>>>>>

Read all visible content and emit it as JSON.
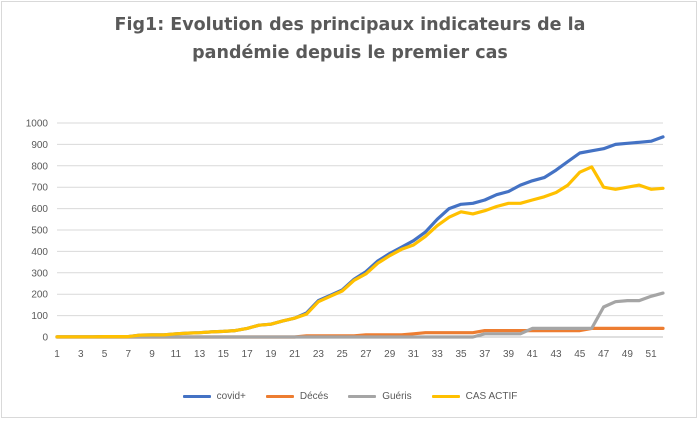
{
  "chart_data": {
    "type": "line",
    "title_line1": "Fig1: Evolution des principaux indicateurs de la",
    "title_line2": "pandémie depuis le premier cas",
    "xlabel": "",
    "ylabel": "",
    "ylim": [
      0,
      1000
    ],
    "yticks": [
      0,
      100,
      200,
      300,
      400,
      500,
      600,
      700,
      800,
      900,
      1000
    ],
    "x": [
      1,
      2,
      3,
      4,
      5,
      6,
      7,
      8,
      9,
      10,
      11,
      12,
      13,
      14,
      15,
      16,
      17,
      18,
      19,
      20,
      21,
      22,
      23,
      24,
      25,
      26,
      27,
      28,
      29,
      30,
      31,
      32,
      33,
      34,
      35,
      36,
      37,
      38,
      39,
      40,
      41,
      42,
      43,
      44,
      45,
      46,
      47,
      48,
      49,
      50,
      51,
      52
    ],
    "xticks": [
      1,
      3,
      5,
      7,
      9,
      11,
      13,
      15,
      17,
      19,
      21,
      23,
      25,
      27,
      29,
      31,
      33,
      35,
      37,
      39,
      41,
      43,
      45,
      47,
      49,
      51
    ],
    "grid": true,
    "legend_position": "bottom",
    "series": [
      {
        "name": "covid+",
        "color": "#4472c4",
        "values": [
          1,
          1,
          1,
          1,
          2,
          2,
          2,
          9,
          10,
          10,
          15,
          18,
          20,
          24,
          26,
          30,
          40,
          55,
          60,
          75,
          88,
          112,
          170,
          195,
          220,
          270,
          305,
          355,
          390,
          420,
          450,
          490,
          550,
          600,
          620,
          625,
          640,
          665,
          680,
          710,
          730,
          745,
          780,
          820,
          860,
          870,
          880,
          900,
          905,
          910,
          915,
          935
        ]
      },
      {
        "name": "Décés",
        "color": "#ed7d31",
        "values": [
          0,
          0,
          0,
          0,
          0,
          0,
          0,
          0,
          0,
          0,
          0,
          0,
          0,
          0,
          0,
          0,
          0,
          0,
          0,
          0,
          0,
          5,
          5,
          5,
          5,
          5,
          10,
          10,
          10,
          10,
          15,
          20,
          20,
          20,
          20,
          20,
          30,
          30,
          30,
          30,
          30,
          30,
          30,
          30,
          30,
          40,
          40,
          40,
          40,
          40,
          40,
          40
        ]
      },
      {
        "name": "Guéris",
        "color": "#a5a5a5",
        "values": [
          0,
          0,
          0,
          0,
          0,
          0,
          0,
          0,
          0,
          0,
          0,
          0,
          0,
          0,
          0,
          0,
          0,
          0,
          0,
          0,
          0,
          0,
          0,
          0,
          0,
          0,
          0,
          0,
          0,
          0,
          0,
          0,
          0,
          0,
          0,
          0,
          15,
          15,
          15,
          15,
          40,
          40,
          40,
          40,
          40,
          40,
          140,
          165,
          170,
          170,
          190,
          205
        ]
      },
      {
        "name": "CAS ACTIF",
        "color": "#ffc000",
        "values": [
          1,
          1,
          1,
          1,
          2,
          2,
          2,
          9,
          10,
          10,
          15,
          18,
          20,
          24,
          26,
          30,
          40,
          55,
          60,
          75,
          88,
          107,
          165,
          190,
          215,
          265,
          295,
          345,
          380,
          410,
          430,
          470,
          520,
          560,
          585,
          575,
          590,
          610,
          625,
          625,
          640,
          655,
          675,
          710,
          770,
          795,
          700,
          690,
          700,
          710,
          690,
          695
        ]
      }
    ]
  }
}
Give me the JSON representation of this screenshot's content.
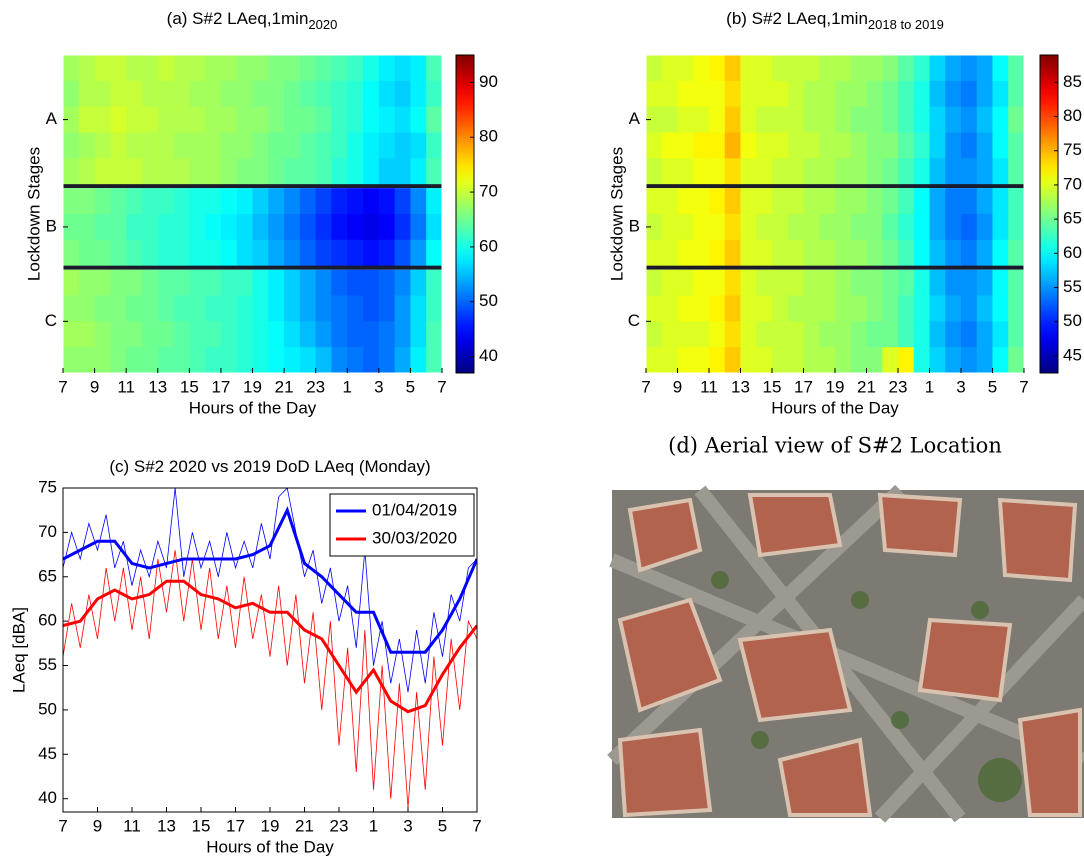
{
  "chart_data": [
    {
      "type": "heatmap",
      "title": "(a) S#2 LAeq,1min",
      "title_subscript": "2020",
      "xlabel": "Hours of the Day",
      "ylabel": "Lockdown Stages",
      "xlim": [
        7,
        31
      ],
      "xticks": [
        7,
        9,
        11,
        13,
        15,
        17,
        19,
        21,
        23,
        {
          "value": 25,
          "label": "1"
        },
        {
          "value": 27,
          "label": "3"
        },
        {
          "value": 29,
          "label": "5"
        },
        {
          "value": 31,
          "label": "7"
        }
      ],
      "yticks": [
        {
          "value": 2,
          "label": "A"
        },
        {
          "value": 7,
          "label": "B"
        },
        {
          "value": 11.5,
          "label": "C"
        }
      ],
      "clim": [
        37,
        95
      ],
      "cticks": [
        40,
        50,
        60,
        70,
        80,
        90
      ],
      "colormap": "jet",
      "z": [
        [
          68,
          69,
          70,
          70,
          69,
          69,
          70,
          69,
          69,
          68,
          68,
          67,
          67,
          66,
          66,
          65,
          64,
          63,
          62,
          60,
          58,
          57,
          58,
          63
        ],
        [
          67,
          69,
          69,
          70,
          70,
          69,
          69,
          69,
          68,
          68,
          67,
          67,
          66,
          66,
          65,
          64,
          63,
          62,
          61,
          59,
          57,
          56,
          58,
          62
        ],
        [
          68,
          70,
          70,
          71,
          70,
          70,
          69,
          69,
          69,
          68,
          68,
          67,
          67,
          66,
          65,
          65,
          64,
          62,
          61,
          59,
          58,
          57,
          59,
          64
        ],
        [
          67,
          68,
          69,
          70,
          69,
          69,
          69,
          68,
          68,
          68,
          67,
          67,
          66,
          65,
          65,
          64,
          63,
          62,
          60,
          58,
          57,
          56,
          57,
          62
        ],
        [
          68,
          69,
          70,
          70,
          70,
          69,
          69,
          69,
          68,
          68,
          67,
          66,
          66,
          65,
          64,
          64,
          63,
          61,
          60,
          58,
          56,
          56,
          58,
          63
        ],
        null,
        [
          66,
          66,
          65,
          64,
          63,
          62,
          62,
          61,
          60,
          60,
          59,
          58,
          56,
          54,
          52,
          50,
          48,
          46,
          45,
          44,
          45,
          48,
          52,
          58
        ],
        [
          65,
          65,
          64,
          64,
          62,
          62,
          61,
          61,
          60,
          59,
          58,
          57,
          55,
          53,
          51,
          49,
          47,
          45,
          44,
          43,
          44,
          47,
          51,
          57
        ],
        [
          66,
          65,
          65,
          64,
          63,
          62,
          61,
          61,
          60,
          60,
          59,
          57,
          56,
          54,
          52,
          50,
          48,
          47,
          46,
          45,
          46,
          49,
          53,
          59
        ],
        null,
        [
          68,
          67,
          67,
          66,
          66,
          65,
          64,
          64,
          63,
          63,
          62,
          62,
          60,
          58,
          56,
          54,
          52,
          50,
          49,
          49,
          50,
          52,
          56,
          62
        ],
        [
          67,
          67,
          66,
          66,
          65,
          65,
          64,
          63,
          63,
          62,
          62,
          61,
          60,
          58,
          56,
          54,
          52,
          51,
          50,
          49,
          50,
          53,
          57,
          62
        ],
        [
          68,
          68,
          67,
          66,
          66,
          65,
          65,
          64,
          63,
          63,
          62,
          61,
          60,
          59,
          57,
          55,
          53,
          51,
          50,
          50,
          51,
          53,
          57,
          63
        ],
        [
          67,
          67,
          67,
          66,
          65,
          65,
          64,
          64,
          63,
          62,
          62,
          61,
          60,
          59,
          58,
          57,
          55,
          52,
          51,
          50,
          51,
          54,
          58,
          63
        ]
      ]
    },
    {
      "type": "heatmap",
      "title": "(b) S#2 LAeq,1min",
      "title_subscript": "2018 to 2019",
      "xlabel": "Hours of the Day",
      "ylabel": "Lockdown Stages",
      "xlim": [
        7,
        31
      ],
      "xticks": [
        7,
        9,
        11,
        13,
        15,
        17,
        19,
        21,
        23,
        {
          "value": 25,
          "label": "1"
        },
        {
          "value": 27,
          "label": "3"
        },
        {
          "value": 29,
          "label": "5"
        },
        {
          "value": 31,
          "label": "7"
        }
      ],
      "yticks": [
        {
          "value": 2,
          "label": "A"
        },
        {
          "value": 7,
          "label": "B"
        },
        {
          "value": 11.5,
          "label": "C"
        }
      ],
      "clim": [
        42.5,
        89
      ],
      "cticks": [
        45,
        50,
        55,
        60,
        65,
        70,
        75,
        80,
        85
      ],
      "colormap": "jet",
      "z": [
        [
          69,
          70,
          70,
          71,
          72,
          74,
          70,
          70,
          69,
          69,
          69,
          68,
          68,
          67,
          67,
          66,
          64,
          62,
          58,
          56,
          55,
          56,
          60,
          64
        ],
        [
          70,
          70,
          71,
          71,
          71,
          73,
          70,
          70,
          70,
          69,
          68,
          68,
          67,
          67,
          66,
          65,
          63,
          61,
          57,
          55,
          54,
          56,
          59,
          64
        ],
        [
          69,
          69,
          70,
          70,
          71,
          74,
          70,
          69,
          69,
          69,
          68,
          68,
          67,
          66,
          66,
          65,
          63,
          61,
          58,
          56,
          55,
          57,
          60,
          65
        ],
        [
          70,
          71,
          71,
          72,
          72,
          75,
          71,
          70,
          70,
          69,
          69,
          68,
          68,
          67,
          66,
          66,
          64,
          62,
          58,
          55,
          54,
          56,
          60,
          64
        ],
        [
          69,
          70,
          70,
          71,
          71,
          73,
          70,
          70,
          69,
          69,
          68,
          68,
          67,
          67,
          66,
          65,
          63,
          61,
          57,
          55,
          55,
          56,
          59,
          64
        ],
        null,
        [
          70,
          70,
          71,
          71,
          72,
          74,
          70,
          70,
          69,
          69,
          68,
          68,
          67,
          67,
          66,
          65,
          63,
          60,
          56,
          54,
          54,
          56,
          59,
          63
        ],
        [
          69,
          70,
          70,
          71,
          71,
          73,
          70,
          69,
          69,
          68,
          68,
          67,
          67,
          66,
          66,
          64,
          62,
          60,
          56,
          54,
          53,
          55,
          59,
          63
        ],
        [
          70,
          70,
          71,
          71,
          72,
          74,
          70,
          70,
          69,
          69,
          68,
          68,
          67,
          67,
          66,
          65,
          63,
          60,
          57,
          55,
          54,
          56,
          60,
          64
        ],
        null,
        [
          69,
          70,
          70,
          71,
          71,
          73,
          70,
          69,
          69,
          69,
          68,
          68,
          67,
          66,
          66,
          65,
          64,
          61,
          57,
          55,
          55,
          56,
          60,
          64
        ],
        [
          70,
          70,
          71,
          71,
          72,
          74,
          70,
          70,
          69,
          68,
          68,
          68,
          67,
          67,
          66,
          65,
          63,
          61,
          58,
          56,
          55,
          57,
          60,
          64
        ],
        [
          69,
          70,
          70,
          70,
          71,
          73,
          70,
          69,
          69,
          69,
          68,
          67,
          67,
          66,
          65,
          65,
          63,
          61,
          57,
          55,
          54,
          56,
          59,
          64
        ],
        [
          70,
          70,
          71,
          71,
          72,
          74,
          70,
          70,
          69,
          69,
          68,
          68,
          67,
          66,
          66,
          70,
          72,
          61,
          58,
          56,
          55,
          56,
          60,
          65
        ]
      ]
    },
    {
      "type": "line",
      "title": "(c) S#2 2020 vs 2019 DoD LAeq (Monday)",
      "xlabel": "Hours of the Day",
      "ylabel": "LAeq [dBA]",
      "xlim": [
        7,
        31
      ],
      "ylim": [
        38.5,
        75
      ],
      "xticks": [
        7,
        9,
        11,
        13,
        15,
        17,
        19,
        21,
        23,
        {
          "value": 25,
          "label": "1"
        },
        {
          "value": 27,
          "label": "3"
        },
        {
          "value": 29,
          "label": "5"
        },
        {
          "value": 31,
          "label": "7"
        }
      ],
      "yticks": [
        40,
        45,
        50,
        55,
        60,
        65,
        70,
        75
      ],
      "legend": "upper right",
      "x": [
        7,
        8,
        9,
        10,
        11,
        12,
        13,
        14,
        15,
        16,
        17,
        18,
        19,
        20,
        21,
        22,
        23,
        24,
        25,
        26,
        27,
        28,
        29,
        30,
        31
      ],
      "fine_x": [
        7,
        7.5,
        8,
        8.5,
        9,
        9.5,
        10,
        10.5,
        11,
        11.5,
        12,
        12.5,
        13,
        13.5,
        14,
        14.5,
        15,
        15.5,
        16,
        16.5,
        17,
        17.5,
        18,
        18.5,
        19,
        19.5,
        20,
        20.5,
        21,
        21.5,
        22,
        22.5,
        23,
        23.5,
        24,
        24.5,
        25,
        25.5,
        26,
        26.5,
        27,
        27.5,
        28,
        28.5,
        29,
        29.5,
        30,
        30.5,
        31
      ],
      "series": [
        {
          "name": "01/04/2019",
          "color": "#0000ff",
          "values": [
            67,
            68,
            69,
            69,
            66.5,
            66,
            66.5,
            67,
            67,
            67,
            67,
            67.5,
            68.5,
            72.5,
            66.5,
            65,
            63,
            61,
            61,
            56.5,
            56.5,
            56.5,
            59,
            62.5,
            67
          ],
          "fine_values": [
            66,
            70,
            67,
            71,
            68,
            72,
            66,
            69,
            64,
            68,
            65,
            69,
            66,
            75,
            65,
            70,
            66,
            69,
            65,
            70,
            66,
            69,
            66,
            71,
            67,
            74,
            75,
            70,
            65,
            68,
            62,
            66,
            60,
            64,
            57,
            68,
            55,
            60,
            53,
            58,
            52,
            59,
            53,
            61,
            56,
            63,
            60,
            66,
            67
          ]
        },
        {
          "name": "30/03/2020",
          "color": "#ff0000",
          "values": [
            59.5,
            60,
            62.5,
            63.5,
            62.5,
            63,
            64.5,
            64.5,
            63,
            62.5,
            61.5,
            62,
            61,
            61,
            59,
            58,
            55,
            52,
            54.5,
            51,
            49.8,
            50.5,
            54,
            57,
            59.5
          ],
          "fine_values": [
            56,
            62,
            57,
            63,
            58,
            66,
            60,
            66,
            59,
            65,
            58,
            67,
            61,
            68,
            60,
            67,
            59,
            66,
            58,
            64,
            57,
            65,
            58,
            63,
            56,
            64,
            55,
            63,
            53,
            61,
            50,
            60,
            46,
            57,
            43,
            59,
            41,
            55,
            40,
            53,
            39,
            52,
            41,
            56,
            46,
            58,
            50,
            60,
            58
          ]
        }
      ]
    }
  ],
  "image_panel": {
    "title": "(d) Aerial view of S#2 Location"
  }
}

<<<<<

TASK BRIEF ▸
Show all lines from the records above where the word "LAeq" occurs.

RESULT ▸
      "title": "(a) S#2 LAeq,1min",
      "title": "(b) S#2 LAeq,1min",
      "title": "(c) S#2 2020 vs 2019 DoD LAeq (Monday)",
      "ylabel": "LAeq [dBA]",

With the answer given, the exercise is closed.